What is being asked :: Write down each entry again, exactly as it reads.

-- start of Input rows --

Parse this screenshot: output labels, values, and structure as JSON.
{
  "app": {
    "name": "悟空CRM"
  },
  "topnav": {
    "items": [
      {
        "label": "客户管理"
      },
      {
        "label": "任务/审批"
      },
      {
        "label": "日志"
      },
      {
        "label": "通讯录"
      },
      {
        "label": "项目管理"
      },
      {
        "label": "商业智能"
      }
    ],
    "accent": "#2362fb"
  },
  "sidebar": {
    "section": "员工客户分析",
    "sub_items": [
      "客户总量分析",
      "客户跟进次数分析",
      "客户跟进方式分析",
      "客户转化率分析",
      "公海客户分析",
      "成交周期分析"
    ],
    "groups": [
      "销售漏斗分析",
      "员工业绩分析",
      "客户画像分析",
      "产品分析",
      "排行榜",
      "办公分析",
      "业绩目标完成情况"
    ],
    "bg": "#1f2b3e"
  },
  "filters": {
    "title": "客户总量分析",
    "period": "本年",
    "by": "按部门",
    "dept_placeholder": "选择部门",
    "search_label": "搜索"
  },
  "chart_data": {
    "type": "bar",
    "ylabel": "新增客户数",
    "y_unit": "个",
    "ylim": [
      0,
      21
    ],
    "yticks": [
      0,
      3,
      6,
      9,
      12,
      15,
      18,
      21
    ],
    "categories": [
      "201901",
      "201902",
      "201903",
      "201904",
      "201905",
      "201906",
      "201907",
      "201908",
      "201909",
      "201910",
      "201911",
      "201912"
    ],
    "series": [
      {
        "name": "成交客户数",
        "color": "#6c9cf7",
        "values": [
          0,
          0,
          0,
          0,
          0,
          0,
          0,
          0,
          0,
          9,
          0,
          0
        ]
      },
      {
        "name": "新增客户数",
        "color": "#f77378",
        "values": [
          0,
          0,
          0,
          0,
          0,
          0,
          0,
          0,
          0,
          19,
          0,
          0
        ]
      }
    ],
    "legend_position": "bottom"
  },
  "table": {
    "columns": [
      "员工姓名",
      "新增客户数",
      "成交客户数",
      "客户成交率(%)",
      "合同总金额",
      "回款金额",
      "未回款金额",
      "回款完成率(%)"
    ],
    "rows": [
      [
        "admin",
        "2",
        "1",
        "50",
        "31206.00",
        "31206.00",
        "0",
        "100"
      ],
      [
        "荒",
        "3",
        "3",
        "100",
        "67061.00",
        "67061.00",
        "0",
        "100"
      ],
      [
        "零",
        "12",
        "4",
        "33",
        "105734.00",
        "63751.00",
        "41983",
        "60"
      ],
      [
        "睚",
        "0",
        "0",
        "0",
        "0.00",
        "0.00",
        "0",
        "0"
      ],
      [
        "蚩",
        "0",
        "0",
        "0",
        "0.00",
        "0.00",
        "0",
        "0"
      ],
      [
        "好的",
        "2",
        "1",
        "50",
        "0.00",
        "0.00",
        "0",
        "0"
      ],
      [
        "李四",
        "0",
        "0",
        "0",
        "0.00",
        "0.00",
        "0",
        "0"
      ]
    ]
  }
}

-- end of Input rows --

Written reply ::
Parse this screenshot: output labels, values, and structure as JSON.
{
  "app": {
    "name": "悟空CRM"
  },
  "topnav": {
    "items": [
      {
        "label": "客户管理"
      },
      {
        "label": "任务/审批"
      },
      {
        "label": "日志"
      },
      {
        "label": "通讯录"
      },
      {
        "label": "项目管理"
      },
      {
        "label": "商业智能"
      }
    ],
    "accent": "#2362fb"
  },
  "sidebar": {
    "section": "员工客户分析",
    "sub_items": [
      "客户总量分析",
      "客户跟进次数分析",
      "客户跟进方式分析",
      "客户转化率分析",
      "公海客户分析",
      "成交周期分析"
    ],
    "groups": [
      "销售漏斗分析",
      "员工业绩分析",
      "客户画像分析",
      "产品分析",
      "排行榜",
      "办公分析",
      "业绩目标完成情况"
    ],
    "bg": "#1f2b3e"
  },
  "filters": {
    "title": "客户总量分析",
    "period": "本年",
    "by": "按部门",
    "dept_placeholder": "选择部门",
    "search_label": "搜索"
  },
  "chart_data": {
    "type": "bar",
    "ylabel": "新增客户数",
    "y_unit": "个",
    "ylim": [
      0,
      21
    ],
    "yticks": [
      0,
      3,
      6,
      9,
      12,
      15,
      18,
      21
    ],
    "categories": [
      "201901",
      "201902",
      "201903",
      "201904",
      "201905",
      "201906",
      "201907",
      "201908",
      "201909",
      "201910",
      "201911",
      "201912"
    ],
    "series": [
      {
        "name": "成交客户数",
        "color": "#6c9cf7",
        "values": [
          0,
          0,
          0,
          0,
          0,
          0,
          0,
          0,
          0,
          9,
          0,
          0
        ]
      },
      {
        "name": "新增客户数",
        "color": "#f77378",
        "values": [
          0,
          0,
          0,
          0,
          0,
          0,
          0,
          0,
          0,
          19,
          0,
          0
        ]
      }
    ],
    "legend_position": "bottom"
  },
  "table": {
    "columns": [
      "员工姓名",
      "新增客户数",
      "成交客户数",
      "客户成交率(%)",
      "合同总金额",
      "回款金额",
      "未回款金额",
      "回款完成率(%)"
    ],
    "rows": [
      [
        "admin",
        "2",
        "1",
        "50",
        "31206.00",
        "31206.00",
        "0",
        "100"
      ],
      [
        "荒",
        "3",
        "3",
        "100",
        "67061.00",
        "67061.00",
        "0",
        "100"
      ],
      [
        "零",
        "12",
        "4",
        "33",
        "105734.00",
        "63751.00",
        "41983",
        "60"
      ],
      [
        "睚",
        "0",
        "0",
        "0",
        "0.00",
        "0.00",
        "0",
        "0"
      ],
      [
        "蚩",
        "0",
        "0",
        "0",
        "0.00",
        "0.00",
        "0",
        "0"
      ],
      [
        "好的",
        "2",
        "1",
        "50",
        "0.00",
        "0.00",
        "0",
        "0"
      ],
      [
        "李四",
        "0",
        "0",
        "0",
        "0.00",
        "0.00",
        "0",
        "0"
      ]
    ]
  }
}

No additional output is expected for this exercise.